**Extracted text:**
Coach Calling: Students, here's how you can let the steam out when pressure builds

Being aware and mindful of when we are feeling pressured makes a mountain of difference in handling ourselves better
Coach Calling | (Pic: EdexLive)
Coach Calling | (Pic: EdexLive)

A PhD scholar of the prestigious IIT Madras recently died by suicide and his brother alleged that it was due to the pressure mounted by his guide. When I hear news like this, it makes me feel sad and hopelessly helpless! I don't need to explain the former but the reason I feel the latter is that I'm constantly trying to figure out the best way to touch the lives of those who are on the verge of calling it quits, and to do my best to make them bounce back.

Hence, today I'm going to be talking about how to deal with pressure in an institute, whether it's when one's expectations are not met, or when dealing with situations in which a guide/mentor is adding to the pressure instead of easing the process, or when the institute's rules feel oppressive.

First step - Understanding the root of it

Student life is usually the most exciting phase as it's filled with fun, learning, exploring, experimenting and self-discovery. But with all these, the pressure to perform and meet the expectations of our parents and people around us is immense. Being aware and mindful of when we are feeling pressured makes a mountain of difference in handling ourselves better, as compared to becoming emotionally distressed and/or overwhelmed.

The best way to achieve this is to understand our own self and the triggers that throw us off balance. There are two main types of triggers: PHYSICAL and EMOTIONAL triggers. Physical ones are those that include an increase in heart rate, breathing, sweating, feeling the mouth run dry, butterflies in the stomach, and so on. Emotional triggers are those that make you lose focus or become prone to physical triggers like negative thoughts, self-doubt, and fearing the worst outcomes.

**The data:**
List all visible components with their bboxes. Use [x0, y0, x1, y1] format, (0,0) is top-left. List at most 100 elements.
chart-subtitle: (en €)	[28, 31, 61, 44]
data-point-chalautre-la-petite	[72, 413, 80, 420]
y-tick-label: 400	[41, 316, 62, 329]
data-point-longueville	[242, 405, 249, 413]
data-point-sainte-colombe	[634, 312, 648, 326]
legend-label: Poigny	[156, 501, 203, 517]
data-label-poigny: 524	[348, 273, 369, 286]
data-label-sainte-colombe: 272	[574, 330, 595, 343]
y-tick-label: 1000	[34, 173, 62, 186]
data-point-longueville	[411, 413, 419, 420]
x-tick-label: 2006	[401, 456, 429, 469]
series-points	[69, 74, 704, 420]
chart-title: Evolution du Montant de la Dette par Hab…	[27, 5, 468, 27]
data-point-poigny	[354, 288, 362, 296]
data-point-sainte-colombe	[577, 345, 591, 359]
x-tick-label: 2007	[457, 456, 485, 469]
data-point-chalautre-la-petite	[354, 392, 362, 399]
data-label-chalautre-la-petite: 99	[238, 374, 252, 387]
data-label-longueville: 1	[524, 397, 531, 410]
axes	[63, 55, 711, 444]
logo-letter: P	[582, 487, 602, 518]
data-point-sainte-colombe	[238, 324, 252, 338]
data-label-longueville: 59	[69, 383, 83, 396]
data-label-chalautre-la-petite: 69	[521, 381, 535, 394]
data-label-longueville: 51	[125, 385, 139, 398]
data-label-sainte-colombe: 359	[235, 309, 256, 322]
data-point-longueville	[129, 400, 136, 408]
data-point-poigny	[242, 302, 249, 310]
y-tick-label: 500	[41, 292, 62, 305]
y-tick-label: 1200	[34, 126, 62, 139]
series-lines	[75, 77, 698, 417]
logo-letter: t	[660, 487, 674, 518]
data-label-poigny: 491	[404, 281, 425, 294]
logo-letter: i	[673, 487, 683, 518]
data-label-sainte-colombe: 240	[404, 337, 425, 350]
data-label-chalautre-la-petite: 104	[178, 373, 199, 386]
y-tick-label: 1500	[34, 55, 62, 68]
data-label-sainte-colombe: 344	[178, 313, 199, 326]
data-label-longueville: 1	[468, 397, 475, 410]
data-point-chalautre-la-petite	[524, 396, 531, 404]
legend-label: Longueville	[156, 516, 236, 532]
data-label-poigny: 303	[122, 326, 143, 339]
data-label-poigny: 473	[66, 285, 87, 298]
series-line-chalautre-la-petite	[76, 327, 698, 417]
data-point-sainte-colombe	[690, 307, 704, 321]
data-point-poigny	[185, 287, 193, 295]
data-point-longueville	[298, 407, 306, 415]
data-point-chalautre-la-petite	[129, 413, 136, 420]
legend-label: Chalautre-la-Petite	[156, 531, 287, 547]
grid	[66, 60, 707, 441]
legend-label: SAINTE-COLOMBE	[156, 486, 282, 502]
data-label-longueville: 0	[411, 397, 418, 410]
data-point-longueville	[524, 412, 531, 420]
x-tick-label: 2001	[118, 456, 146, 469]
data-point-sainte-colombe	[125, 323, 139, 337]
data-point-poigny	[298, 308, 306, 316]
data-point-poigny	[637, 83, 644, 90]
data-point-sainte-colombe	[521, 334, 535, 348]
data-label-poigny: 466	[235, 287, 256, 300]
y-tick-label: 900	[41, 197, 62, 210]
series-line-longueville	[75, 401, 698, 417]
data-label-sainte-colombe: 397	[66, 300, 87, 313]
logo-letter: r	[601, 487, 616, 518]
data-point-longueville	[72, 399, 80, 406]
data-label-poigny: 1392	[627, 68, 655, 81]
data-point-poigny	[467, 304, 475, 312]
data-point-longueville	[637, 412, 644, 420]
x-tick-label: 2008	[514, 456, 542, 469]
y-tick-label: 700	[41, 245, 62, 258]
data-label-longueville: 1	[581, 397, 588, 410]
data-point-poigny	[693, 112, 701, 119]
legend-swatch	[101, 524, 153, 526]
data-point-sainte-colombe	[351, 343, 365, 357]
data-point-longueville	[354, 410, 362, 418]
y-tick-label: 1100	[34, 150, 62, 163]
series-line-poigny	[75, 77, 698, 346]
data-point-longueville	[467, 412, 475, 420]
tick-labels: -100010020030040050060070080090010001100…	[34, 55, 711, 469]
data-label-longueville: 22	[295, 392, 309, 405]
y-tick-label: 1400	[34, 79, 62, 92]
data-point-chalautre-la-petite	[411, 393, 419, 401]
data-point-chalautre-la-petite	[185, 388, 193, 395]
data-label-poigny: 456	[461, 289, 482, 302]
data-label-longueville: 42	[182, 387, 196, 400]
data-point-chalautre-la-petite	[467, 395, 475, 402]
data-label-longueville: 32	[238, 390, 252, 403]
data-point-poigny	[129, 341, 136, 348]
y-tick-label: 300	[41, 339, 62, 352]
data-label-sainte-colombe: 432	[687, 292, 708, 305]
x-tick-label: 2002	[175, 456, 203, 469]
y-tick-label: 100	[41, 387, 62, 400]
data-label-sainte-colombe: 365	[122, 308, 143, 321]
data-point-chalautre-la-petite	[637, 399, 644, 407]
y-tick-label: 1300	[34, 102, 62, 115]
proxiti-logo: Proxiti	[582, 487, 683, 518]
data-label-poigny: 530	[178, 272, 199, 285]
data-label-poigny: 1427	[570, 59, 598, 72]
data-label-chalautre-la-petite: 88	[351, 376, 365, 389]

**Your task:** Please pick up the article on how students can handle pressure and continue it from its last sentence.

**Output below:**
Next step - Handling it like a boss

Deep breaths
Once we train ourselves to identify the moment we are triggered, the rest becomes easy and the first and most important technique to follow is deep breathing. Irrespective of where you are, who you are around and what situation you're in, if you feel the need to recalibrate yourself, just take deep breaths and calm down.

Positive self-talk
This is a tested technique that works wonders and helps you handle pressure with ease. What you tell yourself is what you'll do for yourself. Don't believe me? Just sit and think... You'll be doing exactly the opposite (negative self-talk), and that's why you're feeling stumped in the first place.

It's mind over matter
Use the power of your mind to visualise, create, and constantly see positive results and outcomes. This might take some time to get a hang of, but once you do, you can confidently say goodbye to self-doubts.

Final step - Remember that you're the boss

I'm not inferring to becoming a dictator or not giving a damn about others. I'm making you realise that you're indeed the boss of your own life and don't have to succumb to any situation that puts you in danger, especially when it comes to making you feel depressed, cause harm or danger to your life.

As the proverb goes, there's more than one way to skin a cat. Similarly, there's more than one way to achieve your goal, especially in today's world wherein we have so many options. All I'm trying to say is if one way doesn't work, there's always another. But whatever happens, there's absolutely no way that you're going to lose hope as it's just not worth it!

Remember that life is a very long journey and these situations that are making us overwhelmed are just like temporary speed breakers that we encounter on a long drive. The destination is what is motivating us to drive all the way in the first place, right? Remember your goal and remind yourself of the reason you started on this path in the first place. Remember the motivation behind your decision. That'll keep you going. 

Here are a few things to consider:

1. Learn to say NO when you're being pushed too much, too far.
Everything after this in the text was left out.